*Task requirements*: Each entry below is to be written out exactly, and the pictures are to be left out.

*The records*:
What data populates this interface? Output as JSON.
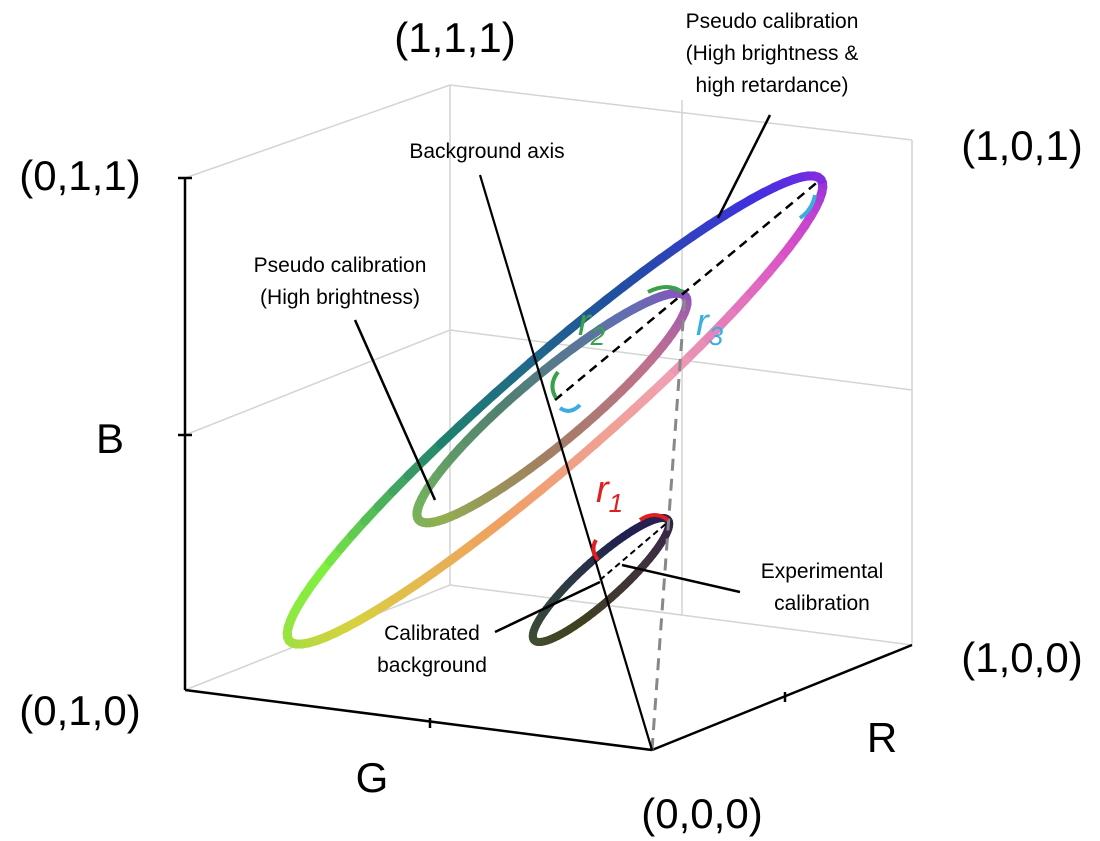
{
  "corners": {
    "c111": "(1,1,1)",
    "c011": "(0,1,1)",
    "c101": "(1,0,1)",
    "c010": "(0,1,0)",
    "c100": "(1,0,0)",
    "c000": "(0,0,0)"
  },
  "axes": {
    "b": "B",
    "g": "G",
    "r": "R"
  },
  "annotations": {
    "pseudo_high_retardance": [
      "Pseudo calibration",
      "(High brightness &",
      "high retardance)"
    ],
    "background_axis": "Background axis",
    "pseudo_high_brightness": [
      "Pseudo calibration",
      "(High brightness)"
    ],
    "experimental": [
      "Experimental",
      "calibration"
    ],
    "calibrated_background": [
      "Calibrated",
      "background"
    ]
  },
  "radii": {
    "r1": {
      "symbol": "r",
      "subscript": "1"
    },
    "r2": {
      "symbol": "r",
      "subscript": "2"
    },
    "r3": {
      "symbol": "r",
      "subscript": "3"
    }
  }
}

*Correct result*:
What data populates this interface? Output as JSON.
{
  "corners": {
    "c111": "(1,1,1)",
    "c011": "(0,1,1)",
    "c101": "(1,0,1)",
    "c010": "(0,1,0)",
    "c100": "(1,0,0)",
    "c000": "(0,0,0)"
  },
  "axes": {
    "b": "B",
    "g": "G",
    "r": "R"
  },
  "annotations": {
    "pseudo_high_retardance": [
      "Pseudo calibration",
      "(High brightness &",
      "high retardance)"
    ],
    "background_axis": "Background axis",
    "pseudo_high_brightness": [
      "Pseudo calibration",
      "(High brightness)"
    ],
    "experimental": [
      "Experimental",
      "calibration"
    ],
    "calibrated_background": [
      "Calibrated",
      "background"
    ]
  },
  "radii": {
    "r1": {
      "symbol": "r",
      "subscript": "1"
    },
    "r2": {
      "symbol": "r",
      "subscript": "2"
    },
    "r3": {
      "symbol": "r",
      "subscript": "3"
    }
  }
}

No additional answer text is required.